EXERCISE BRIEF ▸ Reproduce all of the data word for word.

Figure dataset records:
· · · · · · ·

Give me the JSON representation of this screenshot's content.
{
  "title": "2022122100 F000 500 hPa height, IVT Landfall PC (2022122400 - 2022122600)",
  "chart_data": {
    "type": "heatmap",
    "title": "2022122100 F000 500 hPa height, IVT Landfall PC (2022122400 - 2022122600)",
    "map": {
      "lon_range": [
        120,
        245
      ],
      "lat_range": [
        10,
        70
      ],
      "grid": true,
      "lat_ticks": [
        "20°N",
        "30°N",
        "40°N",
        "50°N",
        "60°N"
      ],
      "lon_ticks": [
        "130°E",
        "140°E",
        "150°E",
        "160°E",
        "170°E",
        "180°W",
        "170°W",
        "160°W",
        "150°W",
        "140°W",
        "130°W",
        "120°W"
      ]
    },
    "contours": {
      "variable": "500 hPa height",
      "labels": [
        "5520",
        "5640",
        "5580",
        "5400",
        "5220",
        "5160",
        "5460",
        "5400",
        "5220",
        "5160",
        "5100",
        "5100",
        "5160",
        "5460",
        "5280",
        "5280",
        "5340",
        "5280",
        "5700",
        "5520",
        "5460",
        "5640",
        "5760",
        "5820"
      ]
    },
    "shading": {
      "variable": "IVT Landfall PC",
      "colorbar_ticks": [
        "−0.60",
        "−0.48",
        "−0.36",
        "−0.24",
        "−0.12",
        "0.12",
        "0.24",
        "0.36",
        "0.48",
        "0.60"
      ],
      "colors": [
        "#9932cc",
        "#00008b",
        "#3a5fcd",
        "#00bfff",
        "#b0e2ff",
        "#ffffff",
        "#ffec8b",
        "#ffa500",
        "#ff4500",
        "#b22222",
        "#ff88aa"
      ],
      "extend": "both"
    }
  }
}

· · · · · · ·

OUTPUT BELOW ▸
Give me the JSON representation of this screenshot's content.
{
  "title": "2022122100 F000 500 hPa height, IVT Landfall PC (2022122400 - 2022122600)",
  "chart_data": {
    "type": "heatmap",
    "title": "2022122100 F000 500 hPa height, IVT Landfall PC (2022122400 - 2022122600)",
    "map": {
      "lon_range": [
        120,
        245
      ],
      "lat_range": [
        10,
        70
      ],
      "grid": true,
      "lat_ticks": [
        "20°N",
        "30°N",
        "40°N",
        "50°N",
        "60°N"
      ],
      "lon_ticks": [
        "130°E",
        "140°E",
        "150°E",
        "160°E",
        "170°E",
        "180°W",
        "170°W",
        "160°W",
        "150°W",
        "140°W",
        "130°W",
        "120°W"
      ]
    },
    "contours": {
      "variable": "500 hPa height",
      "labels": [
        "5520",
        "5640",
        "5580",
        "5400",
        "5220",
        "5160",
        "5460",
        "5400",
        "5220",
        "5160",
        "5100",
        "5100",
        "5160",
        "5460",
        "5280",
        "5280",
        "5340",
        "5280",
        "5700",
        "5520",
        "5460",
        "5640",
        "5760",
        "5820"
      ]
    },
    "shading": {
      "variable": "IVT Landfall PC",
      "colorbar_ticks": [
        "−0.60",
        "−0.48",
        "−0.36",
        "−0.24",
        "−0.12",
        "0.12",
        "0.24",
        "0.36",
        "0.48",
        "0.60"
      ],
      "colors": [
        "#9932cc",
        "#00008b",
        "#3a5fcd",
        "#00bfff",
        "#b0e2ff",
        "#ffffff",
        "#ffec8b",
        "#ffa500",
        "#ff4500",
        "#b22222",
        "#ff88aa"
      ],
      "extend": "both"
    }
  }
}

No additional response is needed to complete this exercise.